Source data
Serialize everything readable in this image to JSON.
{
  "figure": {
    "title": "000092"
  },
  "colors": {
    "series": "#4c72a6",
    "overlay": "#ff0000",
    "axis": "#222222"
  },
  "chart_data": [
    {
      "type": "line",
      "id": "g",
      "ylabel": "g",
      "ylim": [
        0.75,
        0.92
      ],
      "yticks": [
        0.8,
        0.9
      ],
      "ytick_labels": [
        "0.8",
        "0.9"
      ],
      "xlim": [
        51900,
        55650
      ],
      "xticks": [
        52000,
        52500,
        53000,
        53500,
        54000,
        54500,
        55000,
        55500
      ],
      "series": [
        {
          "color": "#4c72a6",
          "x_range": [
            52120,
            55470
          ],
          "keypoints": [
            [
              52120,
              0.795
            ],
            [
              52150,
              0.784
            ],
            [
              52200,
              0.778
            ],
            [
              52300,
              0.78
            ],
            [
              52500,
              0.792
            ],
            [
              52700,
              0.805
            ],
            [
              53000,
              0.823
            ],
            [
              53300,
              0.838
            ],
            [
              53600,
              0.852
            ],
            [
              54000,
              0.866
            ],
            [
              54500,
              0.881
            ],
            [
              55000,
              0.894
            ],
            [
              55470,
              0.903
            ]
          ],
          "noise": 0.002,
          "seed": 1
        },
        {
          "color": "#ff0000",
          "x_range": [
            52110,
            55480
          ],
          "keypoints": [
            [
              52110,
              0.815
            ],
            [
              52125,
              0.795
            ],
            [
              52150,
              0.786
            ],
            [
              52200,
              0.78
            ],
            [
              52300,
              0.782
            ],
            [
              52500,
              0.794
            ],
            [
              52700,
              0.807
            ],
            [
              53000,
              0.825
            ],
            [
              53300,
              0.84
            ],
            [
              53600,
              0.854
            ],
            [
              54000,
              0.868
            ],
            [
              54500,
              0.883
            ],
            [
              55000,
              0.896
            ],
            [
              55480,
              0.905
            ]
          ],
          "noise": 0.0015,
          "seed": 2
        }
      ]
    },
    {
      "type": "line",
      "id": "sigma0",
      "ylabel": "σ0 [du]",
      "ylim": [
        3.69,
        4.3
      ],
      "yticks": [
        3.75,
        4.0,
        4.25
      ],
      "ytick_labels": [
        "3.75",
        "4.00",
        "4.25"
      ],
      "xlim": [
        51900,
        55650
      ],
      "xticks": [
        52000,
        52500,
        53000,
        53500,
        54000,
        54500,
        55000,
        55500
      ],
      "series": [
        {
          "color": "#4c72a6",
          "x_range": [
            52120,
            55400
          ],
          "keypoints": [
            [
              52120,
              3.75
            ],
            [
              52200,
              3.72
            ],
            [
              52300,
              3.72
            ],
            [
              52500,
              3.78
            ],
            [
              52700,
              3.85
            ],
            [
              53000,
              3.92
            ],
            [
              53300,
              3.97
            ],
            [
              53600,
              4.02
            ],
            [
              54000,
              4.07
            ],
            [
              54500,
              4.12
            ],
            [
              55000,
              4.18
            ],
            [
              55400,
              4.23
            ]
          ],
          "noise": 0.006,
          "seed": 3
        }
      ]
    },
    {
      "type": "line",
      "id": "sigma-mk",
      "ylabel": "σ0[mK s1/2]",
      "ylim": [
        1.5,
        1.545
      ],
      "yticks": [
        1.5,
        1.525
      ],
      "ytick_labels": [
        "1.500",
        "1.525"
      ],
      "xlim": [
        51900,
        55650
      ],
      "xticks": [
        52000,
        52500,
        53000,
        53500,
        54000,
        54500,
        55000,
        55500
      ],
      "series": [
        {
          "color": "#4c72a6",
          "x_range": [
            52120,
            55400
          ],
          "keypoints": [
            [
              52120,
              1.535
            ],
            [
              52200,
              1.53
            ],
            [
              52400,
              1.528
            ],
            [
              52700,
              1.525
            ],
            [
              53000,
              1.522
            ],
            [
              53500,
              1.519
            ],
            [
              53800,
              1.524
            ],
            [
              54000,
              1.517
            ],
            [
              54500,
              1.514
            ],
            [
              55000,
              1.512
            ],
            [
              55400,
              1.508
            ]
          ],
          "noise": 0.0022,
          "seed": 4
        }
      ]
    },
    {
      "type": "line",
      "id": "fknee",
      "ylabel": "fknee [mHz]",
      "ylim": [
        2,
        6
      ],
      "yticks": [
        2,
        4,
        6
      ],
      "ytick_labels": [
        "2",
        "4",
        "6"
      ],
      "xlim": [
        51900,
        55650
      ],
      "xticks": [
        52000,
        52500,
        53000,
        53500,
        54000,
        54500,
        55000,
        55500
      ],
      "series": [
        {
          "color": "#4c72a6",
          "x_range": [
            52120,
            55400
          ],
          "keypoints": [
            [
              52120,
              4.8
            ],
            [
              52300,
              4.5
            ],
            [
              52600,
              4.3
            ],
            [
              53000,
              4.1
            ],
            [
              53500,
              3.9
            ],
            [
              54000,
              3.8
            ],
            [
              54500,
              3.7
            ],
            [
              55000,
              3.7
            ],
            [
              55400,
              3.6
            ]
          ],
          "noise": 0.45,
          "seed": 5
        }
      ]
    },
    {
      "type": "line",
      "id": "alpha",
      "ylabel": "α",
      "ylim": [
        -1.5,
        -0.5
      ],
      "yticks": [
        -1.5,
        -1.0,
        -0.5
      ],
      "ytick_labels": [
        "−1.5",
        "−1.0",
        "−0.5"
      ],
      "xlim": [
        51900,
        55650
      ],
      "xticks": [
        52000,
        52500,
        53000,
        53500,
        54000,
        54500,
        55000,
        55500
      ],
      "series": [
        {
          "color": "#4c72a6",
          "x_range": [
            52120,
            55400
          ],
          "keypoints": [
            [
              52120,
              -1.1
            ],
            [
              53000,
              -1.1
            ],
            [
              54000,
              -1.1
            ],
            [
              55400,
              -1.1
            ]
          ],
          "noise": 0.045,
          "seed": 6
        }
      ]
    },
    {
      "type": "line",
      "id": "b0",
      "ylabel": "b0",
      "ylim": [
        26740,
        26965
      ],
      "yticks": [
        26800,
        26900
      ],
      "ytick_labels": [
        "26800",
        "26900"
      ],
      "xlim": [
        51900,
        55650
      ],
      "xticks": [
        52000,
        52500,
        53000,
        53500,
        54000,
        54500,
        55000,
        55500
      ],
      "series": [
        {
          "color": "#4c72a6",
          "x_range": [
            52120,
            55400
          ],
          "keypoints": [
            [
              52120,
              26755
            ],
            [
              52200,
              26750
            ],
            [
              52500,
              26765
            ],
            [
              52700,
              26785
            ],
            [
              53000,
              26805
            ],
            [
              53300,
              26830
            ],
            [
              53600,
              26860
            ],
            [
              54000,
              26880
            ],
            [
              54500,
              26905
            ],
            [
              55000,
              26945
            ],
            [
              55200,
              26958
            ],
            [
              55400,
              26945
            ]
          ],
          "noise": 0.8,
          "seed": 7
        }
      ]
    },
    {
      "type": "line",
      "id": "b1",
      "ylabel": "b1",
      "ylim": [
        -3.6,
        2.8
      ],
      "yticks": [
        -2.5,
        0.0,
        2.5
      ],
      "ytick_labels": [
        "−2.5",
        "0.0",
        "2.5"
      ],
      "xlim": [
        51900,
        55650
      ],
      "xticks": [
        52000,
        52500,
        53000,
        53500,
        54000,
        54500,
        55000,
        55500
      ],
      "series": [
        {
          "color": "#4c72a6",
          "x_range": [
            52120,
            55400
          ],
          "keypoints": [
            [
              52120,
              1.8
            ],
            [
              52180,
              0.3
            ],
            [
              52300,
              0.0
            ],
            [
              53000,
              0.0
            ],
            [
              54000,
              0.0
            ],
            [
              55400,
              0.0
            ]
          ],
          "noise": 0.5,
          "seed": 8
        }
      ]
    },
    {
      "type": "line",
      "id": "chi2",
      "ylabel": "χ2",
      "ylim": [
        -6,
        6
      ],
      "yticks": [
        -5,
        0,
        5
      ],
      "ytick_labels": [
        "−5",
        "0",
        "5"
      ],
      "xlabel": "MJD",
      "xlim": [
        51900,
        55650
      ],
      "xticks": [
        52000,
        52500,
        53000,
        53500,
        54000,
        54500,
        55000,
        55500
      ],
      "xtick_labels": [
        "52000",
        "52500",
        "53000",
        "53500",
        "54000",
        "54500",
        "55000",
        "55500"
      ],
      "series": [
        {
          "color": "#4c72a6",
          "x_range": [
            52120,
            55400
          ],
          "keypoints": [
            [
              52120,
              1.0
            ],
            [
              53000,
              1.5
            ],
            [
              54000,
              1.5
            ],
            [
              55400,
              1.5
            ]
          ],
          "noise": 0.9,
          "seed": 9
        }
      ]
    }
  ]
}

INSTRUCTIONS TO FOLLOW:
In the records above, find each line with the word "ylabel" and copy it.

SOLUTION TO THE PROBLEM:
      "ylabel": "g",
      "ylabel": "σ0 [du]",
      "ylabel": "σ0[mK s1/2]",
      "ylabel": "fknee [mHz]",
      "ylabel": "α",
      "ylabel": "b0",
      "ylabel": "b1",
      "ylabel": "χ2",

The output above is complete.